■ EXERCISE PROMPT ■
Give the entries back exactly, dropping each image.

■ SOURCE MATERIAL ■
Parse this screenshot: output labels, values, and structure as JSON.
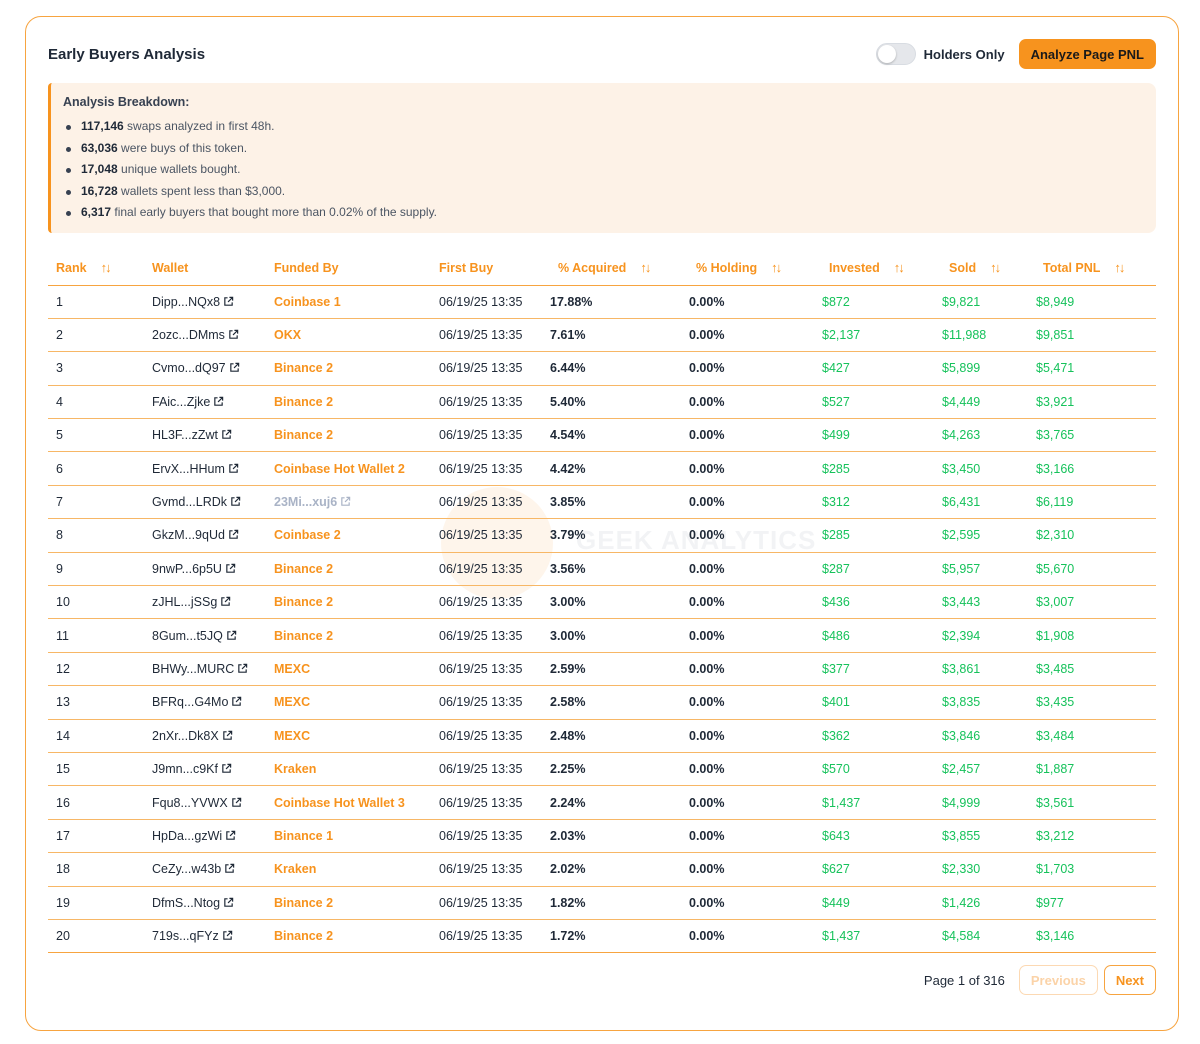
{
  "header": {
    "title": "Early Buyers Analysis",
    "toggle_label": "Holders Only",
    "toggle_on": false,
    "analyze_button": "Analyze Page PNL"
  },
  "breakdown": {
    "title": "Analysis Breakdown:",
    "items": [
      {
        "value": "117,146",
        "text": " swaps analyzed in first 48h."
      },
      {
        "value": "63,036",
        "text": " were buys of this token."
      },
      {
        "value": "17,048",
        "text": " unique wallets bought."
      },
      {
        "value": "16,728",
        "text": " wallets spent less than $3,000."
      },
      {
        "value": "6,317",
        "text": " final early buyers that bought more than 0.02% of the supply."
      }
    ]
  },
  "table": {
    "columns": [
      "Rank",
      "Wallet",
      "Funded By",
      "First Buy",
      "% Acquired",
      "% Holding",
      "Invested",
      "Sold",
      "Total PNL"
    ],
    "rows": [
      {
        "rank": "1",
        "wallet": "Dipp...NQx8",
        "funded": "Coinbase 1",
        "first_buy": "06/19/25 13:35",
        "acquired": "17.88%",
        "holding": "0.00%",
        "invested": "$872",
        "sold": "$9,821",
        "pnl": "$8,949"
      },
      {
        "rank": "2",
        "wallet": "2ozc...DMms",
        "funded": "OKX",
        "first_buy": "06/19/25 13:35",
        "acquired": "7.61%",
        "holding": "0.00%",
        "invested": "$2,137",
        "sold": "$11,988",
        "pnl": "$9,851"
      },
      {
        "rank": "3",
        "wallet": "Cvmo...dQ97",
        "funded": "Binance 2",
        "first_buy": "06/19/25 13:35",
        "acquired": "6.44%",
        "holding": "0.00%",
        "invested": "$427",
        "sold": "$5,899",
        "pnl": "$5,471"
      },
      {
        "rank": "4",
        "wallet": "FAic...Zjke",
        "funded": "Binance 2",
        "first_buy": "06/19/25 13:35",
        "acquired": "5.40%",
        "holding": "0.00%",
        "invested": "$527",
        "sold": "$4,449",
        "pnl": "$3,921"
      },
      {
        "rank": "5",
        "wallet": "HL3F...zZwt",
        "funded": "Binance 2",
        "first_buy": "06/19/25 13:35",
        "acquired": "4.54%",
        "holding": "0.00%",
        "invested": "$499",
        "sold": "$4,263",
        "pnl": "$3,765"
      },
      {
        "rank": "6",
        "wallet": "ErvX...HHum",
        "funded": "Coinbase Hot Wallet 2",
        "first_buy": "06/19/25 13:35",
        "acquired": "4.42%",
        "holding": "0.00%",
        "invested": "$285",
        "sold": "$3,450",
        "pnl": "$3,166"
      },
      {
        "rank": "7",
        "wallet": "Gvmd...LRDk",
        "funded": "23Mi...xuj6",
        "funded_is_wallet": true,
        "first_buy": "06/19/25 13:35",
        "acquired": "3.85%",
        "holding": "0.00%",
        "invested": "$312",
        "sold": "$6,431",
        "pnl": "$6,119"
      },
      {
        "rank": "8",
        "wallet": "GkzM...9qUd",
        "funded": "Coinbase 2",
        "first_buy": "06/19/25 13:35",
        "acquired": "3.79%",
        "holding": "0.00%",
        "invested": "$285",
        "sold": "$2,595",
        "pnl": "$2,310"
      },
      {
        "rank": "9",
        "wallet": "9nwP...6p5U",
        "funded": "Binance 2",
        "first_buy": "06/19/25 13:35",
        "acquired": "3.56%",
        "holding": "0.00%",
        "invested": "$287",
        "sold": "$5,957",
        "pnl": "$5,670"
      },
      {
        "rank": "10",
        "wallet": "zJHL...jSSg",
        "funded": "Binance 2",
        "first_buy": "06/19/25 13:35",
        "acquired": "3.00%",
        "holding": "0.00%",
        "invested": "$436",
        "sold": "$3,443",
        "pnl": "$3,007"
      },
      {
        "rank": "11",
        "wallet": "8Gum...t5JQ",
        "funded": "Binance 2",
        "first_buy": "06/19/25 13:35",
        "acquired": "3.00%",
        "holding": "0.00%",
        "invested": "$486",
        "sold": "$2,394",
        "pnl": "$1,908"
      },
      {
        "rank": "12",
        "wallet": "BHWy...MURC",
        "funded": "MEXC",
        "first_buy": "06/19/25 13:35",
        "acquired": "2.59%",
        "holding": "0.00%",
        "invested": "$377",
        "sold": "$3,861",
        "pnl": "$3,485"
      },
      {
        "rank": "13",
        "wallet": "BFRq...G4Mo",
        "funded": "MEXC",
        "first_buy": "06/19/25 13:35",
        "acquired": "2.58%",
        "holding": "0.00%",
        "invested": "$401",
        "sold": "$3,835",
        "pnl": "$3,435"
      },
      {
        "rank": "14",
        "wallet": "2nXr...Dk8X",
        "funded": "MEXC",
        "first_buy": "06/19/25 13:35",
        "acquired": "2.48%",
        "holding": "0.00%",
        "invested": "$362",
        "sold": "$3,846",
        "pnl": "$3,484"
      },
      {
        "rank": "15",
        "wallet": "J9mn...c9Kf",
        "funded": "Kraken",
        "first_buy": "06/19/25 13:35",
        "acquired": "2.25%",
        "holding": "0.00%",
        "invested": "$570",
        "sold": "$2,457",
        "pnl": "$1,887"
      },
      {
        "rank": "16",
        "wallet": "Fqu8...YVWX",
        "funded": "Coinbase Hot Wallet 3",
        "first_buy": "06/19/25 13:35",
        "acquired": "2.24%",
        "holding": "0.00%",
        "invested": "$1,437",
        "sold": "$4,999",
        "pnl": "$3,561"
      },
      {
        "rank": "17",
        "wallet": "HpDa...gzWi",
        "funded": "Binance 1",
        "first_buy": "06/19/25 13:35",
        "acquired": "2.03%",
        "holding": "0.00%",
        "invested": "$643",
        "sold": "$3,855",
        "pnl": "$3,212"
      },
      {
        "rank": "18",
        "wallet": "CeZy...w43b",
        "funded": "Kraken",
        "first_buy": "06/19/25 13:35",
        "acquired": "2.02%",
        "holding": "0.00%",
        "invested": "$627",
        "sold": "$2,330",
        "pnl": "$1,703"
      },
      {
        "rank": "19",
        "wallet": "DfmS...Ntog",
        "funded": "Binance 2",
        "first_buy": "06/19/25 13:35",
        "acquired": "1.82%",
        "holding": "0.00%",
        "invested": "$449",
        "sold": "$1,426",
        "pnl": "$977"
      },
      {
        "rank": "20",
        "wallet": "719s...qFYz",
        "funded": "Binance 2",
        "first_buy": "06/19/25 13:35",
        "acquired": "1.72%",
        "holding": "0.00%",
        "invested": "$1,437",
        "sold": "$4,584",
        "pnl": "$3,146"
      }
    ]
  },
  "pagination": {
    "info": "Page 1 of 316",
    "previous": "Previous",
    "next": "Next"
  },
  "watermark": "GEEK ANALYTICS",
  "colors": {
    "accent": "#f7931e",
    "positive": "#16c25b",
    "breakdown_bg": "#fdf2e7"
  },
  "icons": {
    "sort": "sort-arrows-icon",
    "external": "external-link-icon"
  }
}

■ CORRECT RESULT ■
Parse this screenshot: output labels, values, and structure as JSON.
{
  "header": {
    "title": "Early Buyers Analysis",
    "toggle_label": "Holders Only",
    "toggle_on": false,
    "analyze_button": "Analyze Page PNL"
  },
  "breakdown": {
    "title": "Analysis Breakdown:",
    "items": [
      {
        "value": "117,146",
        "text": " swaps analyzed in first 48h."
      },
      {
        "value": "63,036",
        "text": " were buys of this token."
      },
      {
        "value": "17,048",
        "text": " unique wallets bought."
      },
      {
        "value": "16,728",
        "text": " wallets spent less than $3,000."
      },
      {
        "value": "6,317",
        "text": " final early buyers that bought more than 0.02% of the supply."
      }
    ]
  },
  "table": {
    "columns": [
      "Rank",
      "Wallet",
      "Funded By",
      "First Buy",
      "% Acquired",
      "% Holding",
      "Invested",
      "Sold",
      "Total PNL"
    ],
    "rows": [
      {
        "rank": "1",
        "wallet": "Dipp...NQx8",
        "funded": "Coinbase 1",
        "first_buy": "06/19/25 13:35",
        "acquired": "17.88%",
        "holding": "0.00%",
        "invested": "$872",
        "sold": "$9,821",
        "pnl": "$8,949"
      },
      {
        "rank": "2",
        "wallet": "2ozc...DMms",
        "funded": "OKX",
        "first_buy": "06/19/25 13:35",
        "acquired": "7.61%",
        "holding": "0.00%",
        "invested": "$2,137",
        "sold": "$11,988",
        "pnl": "$9,851"
      },
      {
        "rank": "3",
        "wallet": "Cvmo...dQ97",
        "funded": "Binance 2",
        "first_buy": "06/19/25 13:35",
        "acquired": "6.44%",
        "holding": "0.00%",
        "invested": "$427",
        "sold": "$5,899",
        "pnl": "$5,471"
      },
      {
        "rank": "4",
        "wallet": "FAic...Zjke",
        "funded": "Binance 2",
        "first_buy": "06/19/25 13:35",
        "acquired": "5.40%",
        "holding": "0.00%",
        "invested": "$527",
        "sold": "$4,449",
        "pnl": "$3,921"
      },
      {
        "rank": "5",
        "wallet": "HL3F...zZwt",
        "funded": "Binance 2",
        "first_buy": "06/19/25 13:35",
        "acquired": "4.54%",
        "holding": "0.00%",
        "invested": "$499",
        "sold": "$4,263",
        "pnl": "$3,765"
      },
      {
        "rank": "6",
        "wallet": "ErvX...HHum",
        "funded": "Coinbase Hot Wallet 2",
        "first_buy": "06/19/25 13:35",
        "acquired": "4.42%",
        "holding": "0.00%",
        "invested": "$285",
        "sold": "$3,450",
        "pnl": "$3,166"
      },
      {
        "rank": "7",
        "wallet": "Gvmd...LRDk",
        "funded": "23Mi...xuj6",
        "funded_is_wallet": true,
        "first_buy": "06/19/25 13:35",
        "acquired": "3.85%",
        "holding": "0.00%",
        "invested": "$312",
        "sold": "$6,431",
        "pnl": "$6,119"
      },
      {
        "rank": "8",
        "wallet": "GkzM...9qUd",
        "funded": "Coinbase 2",
        "first_buy": "06/19/25 13:35",
        "acquired": "3.79%",
        "holding": "0.00%",
        "invested": "$285",
        "sold": "$2,595",
        "pnl": "$2,310"
      },
      {
        "rank": "9",
        "wallet": "9nwP...6p5U",
        "funded": "Binance 2",
        "first_buy": "06/19/25 13:35",
        "acquired": "3.56%",
        "holding": "0.00%",
        "invested": "$287",
        "sold": "$5,957",
        "pnl": "$5,670"
      },
      {
        "rank": "10",
        "wallet": "zJHL...jSSg",
        "funded": "Binance 2",
        "first_buy": "06/19/25 13:35",
        "acquired": "3.00%",
        "holding": "0.00%",
        "invested": "$436",
        "sold": "$3,443",
        "pnl": "$3,007"
      },
      {
        "rank": "11",
        "wallet": "8Gum...t5JQ",
        "funded": "Binance 2",
        "first_buy": "06/19/25 13:35",
        "acquired": "3.00%",
        "holding": "0.00%",
        "invested": "$486",
        "sold": "$2,394",
        "pnl": "$1,908"
      },
      {
        "rank": "12",
        "wallet": "BHWy...MURC",
        "funded": "MEXC",
        "first_buy": "06/19/25 13:35",
        "acquired": "2.59%",
        "holding": "0.00%",
        "invested": "$377",
        "sold": "$3,861",
        "pnl": "$3,485"
      },
      {
        "rank": "13",
        "wallet": "BFRq...G4Mo",
        "funded": "MEXC",
        "first_buy": "06/19/25 13:35",
        "acquired": "2.58%",
        "holding": "0.00%",
        "invested": "$401",
        "sold": "$3,835",
        "pnl": "$3,435"
      },
      {
        "rank": "14",
        "wallet": "2nXr...Dk8X",
        "funded": "MEXC",
        "first_buy": "06/19/25 13:35",
        "acquired": "2.48%",
        "holding": "0.00%",
        "invested": "$362",
        "sold": "$3,846",
        "pnl": "$3,484"
      },
      {
        "rank": "15",
        "wallet": "J9mn...c9Kf",
        "funded": "Kraken",
        "first_buy": "06/19/25 13:35",
        "acquired": "2.25%",
        "holding": "0.00%",
        "invested": "$570",
        "sold": "$2,457",
        "pnl": "$1,887"
      },
      {
        "rank": "16",
        "wallet": "Fqu8...YVWX",
        "funded": "Coinbase Hot Wallet 3",
        "first_buy": "06/19/25 13:35",
        "acquired": "2.24%",
        "holding": "0.00%",
        "invested": "$1,437",
        "sold": "$4,999",
        "pnl": "$3,561"
      },
      {
        "rank": "17",
        "wallet": "HpDa...gzWi",
        "funded": "Binance 1",
        "first_buy": "06/19/25 13:35",
        "acquired": "2.03%",
        "holding": "0.00%",
        "invested": "$643",
        "sold": "$3,855",
        "pnl": "$3,212"
      },
      {
        "rank": "18",
        "wallet": "CeZy...w43b",
        "funded": "Kraken",
        "first_buy": "06/19/25 13:35",
        "acquired": "2.02%",
        "holding": "0.00%",
        "invested": "$627",
        "sold": "$2,330",
        "pnl": "$1,703"
      },
      {
        "rank": "19",
        "wallet": "DfmS...Ntog",
        "funded": "Binance 2",
        "first_buy": "06/19/25 13:35",
        "acquired": "1.82%",
        "holding": "0.00%",
        "invested": "$449",
        "sold": "$1,426",
        "pnl": "$977"
      },
      {
        "rank": "20",
        "wallet": "719s...qFYz",
        "funded": "Binance 2",
        "first_buy": "06/19/25 13:35",
        "acquired": "1.72%",
        "holding": "0.00%",
        "invested": "$1,437",
        "sold": "$4,584",
        "pnl": "$3,146"
      }
    ]
  },
  "pagination": {
    "info": "Page 1 of 316",
    "previous": "Previous",
    "next": "Next"
  },
  "watermark": "GEEK ANALYTICS",
  "colors": {
    "accent": "#f7931e",
    "positive": "#16c25b",
    "breakdown_bg": "#fdf2e7"
  },
  "icons": {
    "sort": "sort-arrows-icon",
    "external": "external-link-icon"
  }
}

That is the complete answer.